§ INSTRUCTIONS TO FOLLOW: Using the data below, gather each line that includes the word "siedzibą".
----------------
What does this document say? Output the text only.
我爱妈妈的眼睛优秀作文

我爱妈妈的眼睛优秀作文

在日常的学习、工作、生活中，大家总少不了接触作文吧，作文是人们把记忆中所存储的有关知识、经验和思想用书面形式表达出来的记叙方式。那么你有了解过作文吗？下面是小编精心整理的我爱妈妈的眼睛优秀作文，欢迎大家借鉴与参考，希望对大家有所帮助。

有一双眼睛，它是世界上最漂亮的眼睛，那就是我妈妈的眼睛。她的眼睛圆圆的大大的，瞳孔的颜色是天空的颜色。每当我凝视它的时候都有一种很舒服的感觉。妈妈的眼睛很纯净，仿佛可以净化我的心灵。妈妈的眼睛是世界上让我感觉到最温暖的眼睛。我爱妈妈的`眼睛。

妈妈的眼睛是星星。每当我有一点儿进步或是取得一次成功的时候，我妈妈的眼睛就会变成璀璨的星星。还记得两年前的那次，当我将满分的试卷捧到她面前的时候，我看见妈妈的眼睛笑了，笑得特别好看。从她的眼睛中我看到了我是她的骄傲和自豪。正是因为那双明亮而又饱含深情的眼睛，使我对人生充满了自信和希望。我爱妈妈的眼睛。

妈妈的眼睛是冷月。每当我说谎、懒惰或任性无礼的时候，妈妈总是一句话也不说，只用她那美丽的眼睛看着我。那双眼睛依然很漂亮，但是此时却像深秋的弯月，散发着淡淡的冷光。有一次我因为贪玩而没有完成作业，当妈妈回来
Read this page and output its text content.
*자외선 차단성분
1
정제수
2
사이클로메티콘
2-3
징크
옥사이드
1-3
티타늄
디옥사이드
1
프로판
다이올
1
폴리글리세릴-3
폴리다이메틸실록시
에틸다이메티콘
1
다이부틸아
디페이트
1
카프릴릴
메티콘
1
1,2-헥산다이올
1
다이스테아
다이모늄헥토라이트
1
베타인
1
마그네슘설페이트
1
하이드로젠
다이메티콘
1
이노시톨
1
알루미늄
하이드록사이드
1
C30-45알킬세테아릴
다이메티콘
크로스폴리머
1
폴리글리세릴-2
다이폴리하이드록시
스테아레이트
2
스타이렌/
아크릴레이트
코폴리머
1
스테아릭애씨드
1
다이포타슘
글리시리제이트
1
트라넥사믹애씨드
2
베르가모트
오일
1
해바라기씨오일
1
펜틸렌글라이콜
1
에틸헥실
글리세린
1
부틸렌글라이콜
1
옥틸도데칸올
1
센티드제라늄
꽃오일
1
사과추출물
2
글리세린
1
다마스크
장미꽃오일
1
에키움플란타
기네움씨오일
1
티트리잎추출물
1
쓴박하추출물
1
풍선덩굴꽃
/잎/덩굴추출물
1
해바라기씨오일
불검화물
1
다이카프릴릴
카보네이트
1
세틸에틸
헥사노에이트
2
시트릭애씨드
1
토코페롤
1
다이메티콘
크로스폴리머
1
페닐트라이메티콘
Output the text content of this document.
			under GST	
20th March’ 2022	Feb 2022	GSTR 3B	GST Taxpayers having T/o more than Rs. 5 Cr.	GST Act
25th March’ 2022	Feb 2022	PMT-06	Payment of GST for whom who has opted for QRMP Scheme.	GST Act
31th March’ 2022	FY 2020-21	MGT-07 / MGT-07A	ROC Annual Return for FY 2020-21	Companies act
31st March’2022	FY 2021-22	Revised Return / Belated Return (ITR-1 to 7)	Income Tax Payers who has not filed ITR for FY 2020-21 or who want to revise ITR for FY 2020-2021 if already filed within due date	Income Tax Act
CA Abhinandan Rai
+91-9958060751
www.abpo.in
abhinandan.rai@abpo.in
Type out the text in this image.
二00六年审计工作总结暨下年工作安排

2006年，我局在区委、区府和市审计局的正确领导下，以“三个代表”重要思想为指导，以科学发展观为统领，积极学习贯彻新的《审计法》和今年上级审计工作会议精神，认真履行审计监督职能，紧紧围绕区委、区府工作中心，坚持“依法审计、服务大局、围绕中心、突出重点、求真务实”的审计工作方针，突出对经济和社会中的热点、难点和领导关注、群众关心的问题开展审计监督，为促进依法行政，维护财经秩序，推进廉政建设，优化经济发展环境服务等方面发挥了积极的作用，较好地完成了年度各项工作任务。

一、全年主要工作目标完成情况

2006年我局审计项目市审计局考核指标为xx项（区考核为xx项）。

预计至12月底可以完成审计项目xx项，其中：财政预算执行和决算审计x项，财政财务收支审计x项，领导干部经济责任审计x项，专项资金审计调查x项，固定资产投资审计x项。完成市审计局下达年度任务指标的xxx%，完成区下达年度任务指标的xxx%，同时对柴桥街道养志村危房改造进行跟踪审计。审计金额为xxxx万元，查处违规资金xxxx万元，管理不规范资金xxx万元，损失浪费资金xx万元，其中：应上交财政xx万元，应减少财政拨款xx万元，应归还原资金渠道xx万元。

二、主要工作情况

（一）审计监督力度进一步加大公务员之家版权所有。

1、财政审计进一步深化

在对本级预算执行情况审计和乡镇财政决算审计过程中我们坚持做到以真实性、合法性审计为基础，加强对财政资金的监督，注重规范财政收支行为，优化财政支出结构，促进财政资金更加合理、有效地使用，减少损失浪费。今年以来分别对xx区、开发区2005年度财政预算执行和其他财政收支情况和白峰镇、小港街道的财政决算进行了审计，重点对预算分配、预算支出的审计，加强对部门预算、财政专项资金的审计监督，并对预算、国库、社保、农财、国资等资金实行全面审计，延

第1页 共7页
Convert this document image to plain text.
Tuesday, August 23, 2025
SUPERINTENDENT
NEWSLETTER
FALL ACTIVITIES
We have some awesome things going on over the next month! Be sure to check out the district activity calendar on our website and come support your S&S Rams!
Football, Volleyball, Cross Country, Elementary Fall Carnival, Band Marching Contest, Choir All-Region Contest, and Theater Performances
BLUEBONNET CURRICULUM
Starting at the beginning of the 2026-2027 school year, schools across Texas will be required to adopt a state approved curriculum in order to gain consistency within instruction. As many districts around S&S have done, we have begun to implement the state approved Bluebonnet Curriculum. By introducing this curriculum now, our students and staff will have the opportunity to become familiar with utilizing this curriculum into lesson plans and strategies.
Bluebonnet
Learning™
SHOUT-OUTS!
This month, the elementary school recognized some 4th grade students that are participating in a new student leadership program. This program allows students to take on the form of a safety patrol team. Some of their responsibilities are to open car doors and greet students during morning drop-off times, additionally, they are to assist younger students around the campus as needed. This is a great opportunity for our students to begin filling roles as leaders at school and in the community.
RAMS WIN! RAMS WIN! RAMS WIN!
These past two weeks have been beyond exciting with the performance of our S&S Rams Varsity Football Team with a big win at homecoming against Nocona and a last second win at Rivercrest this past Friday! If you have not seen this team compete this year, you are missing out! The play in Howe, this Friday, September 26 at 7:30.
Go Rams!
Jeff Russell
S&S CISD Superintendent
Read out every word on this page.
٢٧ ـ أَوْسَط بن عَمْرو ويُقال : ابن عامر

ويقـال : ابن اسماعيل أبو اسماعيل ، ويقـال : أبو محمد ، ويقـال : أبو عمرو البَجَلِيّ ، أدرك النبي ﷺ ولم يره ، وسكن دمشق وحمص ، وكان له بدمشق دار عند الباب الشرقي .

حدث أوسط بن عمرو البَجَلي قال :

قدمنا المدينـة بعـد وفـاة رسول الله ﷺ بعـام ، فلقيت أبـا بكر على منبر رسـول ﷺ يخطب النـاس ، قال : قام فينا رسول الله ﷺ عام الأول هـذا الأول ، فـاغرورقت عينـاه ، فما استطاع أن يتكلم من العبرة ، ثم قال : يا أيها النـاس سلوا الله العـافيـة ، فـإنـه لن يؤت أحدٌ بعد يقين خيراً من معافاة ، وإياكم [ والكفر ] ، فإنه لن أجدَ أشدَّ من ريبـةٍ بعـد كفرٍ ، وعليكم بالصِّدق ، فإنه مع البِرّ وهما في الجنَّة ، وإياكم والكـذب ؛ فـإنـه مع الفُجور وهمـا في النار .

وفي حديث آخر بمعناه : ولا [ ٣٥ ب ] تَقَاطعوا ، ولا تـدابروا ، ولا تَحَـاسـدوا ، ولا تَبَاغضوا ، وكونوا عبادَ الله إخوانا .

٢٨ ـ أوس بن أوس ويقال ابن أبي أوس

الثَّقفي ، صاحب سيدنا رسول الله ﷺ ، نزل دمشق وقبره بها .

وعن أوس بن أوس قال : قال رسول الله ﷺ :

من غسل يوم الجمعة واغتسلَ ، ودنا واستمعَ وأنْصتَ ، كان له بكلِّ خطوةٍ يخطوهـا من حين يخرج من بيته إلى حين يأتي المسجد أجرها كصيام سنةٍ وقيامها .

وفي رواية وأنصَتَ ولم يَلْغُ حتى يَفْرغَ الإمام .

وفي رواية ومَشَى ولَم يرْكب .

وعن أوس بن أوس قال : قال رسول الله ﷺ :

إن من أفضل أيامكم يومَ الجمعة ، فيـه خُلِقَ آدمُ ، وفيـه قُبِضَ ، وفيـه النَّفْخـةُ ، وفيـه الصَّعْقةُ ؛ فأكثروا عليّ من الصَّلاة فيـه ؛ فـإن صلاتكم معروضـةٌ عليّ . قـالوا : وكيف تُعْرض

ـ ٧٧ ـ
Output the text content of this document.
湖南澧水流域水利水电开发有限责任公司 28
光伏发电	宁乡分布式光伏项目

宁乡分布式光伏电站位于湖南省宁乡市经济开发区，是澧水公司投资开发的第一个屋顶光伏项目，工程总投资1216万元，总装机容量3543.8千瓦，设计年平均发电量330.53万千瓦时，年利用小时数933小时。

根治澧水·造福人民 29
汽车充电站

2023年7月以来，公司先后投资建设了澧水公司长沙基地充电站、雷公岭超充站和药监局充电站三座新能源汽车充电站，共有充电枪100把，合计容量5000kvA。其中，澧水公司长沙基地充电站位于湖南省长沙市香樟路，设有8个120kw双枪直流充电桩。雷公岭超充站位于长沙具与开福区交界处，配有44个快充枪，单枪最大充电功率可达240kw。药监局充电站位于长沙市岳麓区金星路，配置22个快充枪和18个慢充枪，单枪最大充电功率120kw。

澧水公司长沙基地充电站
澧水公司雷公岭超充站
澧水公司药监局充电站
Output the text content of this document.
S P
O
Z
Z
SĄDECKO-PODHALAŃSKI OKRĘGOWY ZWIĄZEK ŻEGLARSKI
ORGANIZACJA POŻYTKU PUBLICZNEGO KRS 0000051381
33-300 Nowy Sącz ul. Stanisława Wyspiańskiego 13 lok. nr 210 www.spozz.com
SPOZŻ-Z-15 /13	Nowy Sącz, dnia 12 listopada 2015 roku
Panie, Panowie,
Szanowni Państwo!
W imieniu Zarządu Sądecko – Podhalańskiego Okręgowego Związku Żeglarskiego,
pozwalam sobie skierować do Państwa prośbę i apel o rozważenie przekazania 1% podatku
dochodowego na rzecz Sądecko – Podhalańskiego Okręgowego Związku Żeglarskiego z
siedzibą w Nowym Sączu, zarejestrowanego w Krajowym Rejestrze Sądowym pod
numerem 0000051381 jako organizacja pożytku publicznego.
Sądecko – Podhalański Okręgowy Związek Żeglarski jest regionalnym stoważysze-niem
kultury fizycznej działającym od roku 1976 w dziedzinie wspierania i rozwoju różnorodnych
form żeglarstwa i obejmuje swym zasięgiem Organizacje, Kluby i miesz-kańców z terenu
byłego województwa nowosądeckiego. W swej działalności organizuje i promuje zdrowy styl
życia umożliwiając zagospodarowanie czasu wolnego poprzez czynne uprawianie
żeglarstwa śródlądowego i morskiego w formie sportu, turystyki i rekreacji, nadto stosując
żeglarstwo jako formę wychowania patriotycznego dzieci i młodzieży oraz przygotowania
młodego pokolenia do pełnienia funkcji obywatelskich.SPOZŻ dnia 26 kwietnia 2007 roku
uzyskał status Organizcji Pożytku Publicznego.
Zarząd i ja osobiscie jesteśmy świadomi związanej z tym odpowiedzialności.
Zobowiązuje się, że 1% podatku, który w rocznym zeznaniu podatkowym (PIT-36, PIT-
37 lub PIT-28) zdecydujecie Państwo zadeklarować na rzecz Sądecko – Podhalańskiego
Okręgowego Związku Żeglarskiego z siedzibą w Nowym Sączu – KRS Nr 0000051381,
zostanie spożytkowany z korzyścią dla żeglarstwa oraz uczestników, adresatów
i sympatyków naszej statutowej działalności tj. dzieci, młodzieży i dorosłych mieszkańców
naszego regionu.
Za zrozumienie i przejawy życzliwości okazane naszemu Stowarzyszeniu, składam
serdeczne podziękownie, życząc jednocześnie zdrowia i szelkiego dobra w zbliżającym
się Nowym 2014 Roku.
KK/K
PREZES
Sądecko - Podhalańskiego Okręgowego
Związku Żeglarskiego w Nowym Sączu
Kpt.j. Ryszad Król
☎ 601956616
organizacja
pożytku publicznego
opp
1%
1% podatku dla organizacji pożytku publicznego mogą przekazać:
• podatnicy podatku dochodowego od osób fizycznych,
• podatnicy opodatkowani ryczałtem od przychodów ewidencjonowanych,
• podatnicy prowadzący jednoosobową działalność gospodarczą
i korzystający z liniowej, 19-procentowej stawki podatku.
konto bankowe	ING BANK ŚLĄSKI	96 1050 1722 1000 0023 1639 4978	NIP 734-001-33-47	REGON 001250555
----------------
§ WRITTEN ANSWER:
siedzibą w Nowym Sączu, zarejestrowanego w Krajowym Rejestrze Sądowym pod
Okręgowego Związku Żeglarskiego z siedzibą w Nowym Sączu – KRS Nr 0000051381,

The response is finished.